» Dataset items

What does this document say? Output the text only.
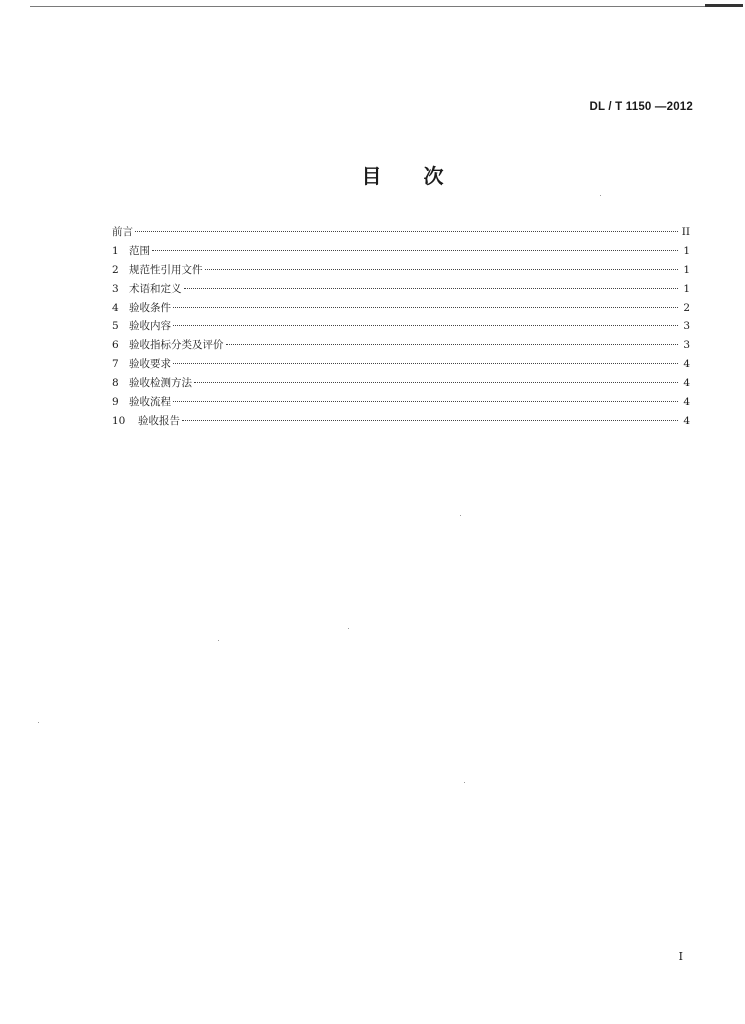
DL / T 1150 —2012
目 次
前言	II
1 范围	1
2 规范性引用文件	1
3 术语和定义	1
4 验收条件	2
5 验收内容	3
6 验收指标分类及评价	3
7 验收要求	4
8 验收检测方法	4
9 验收流程	4
10	验收报告	4
I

» STATED PROBLEM
What you return should match the records above word for word, minus the pictures.

» SOLVED EXERCISE
What does this document say? Output the text only.
DL / T 1150 —2012
目 次
前言	II
1 范围	1
2 规范性引用文件	1
3 术语和定义	1
4 验收条件	2
5 验收内容	3
6 验收指标分类及评价	3
7 验收要求	4
8 验收检测方法	4
9 验收流程	4
10	验收报告	4
I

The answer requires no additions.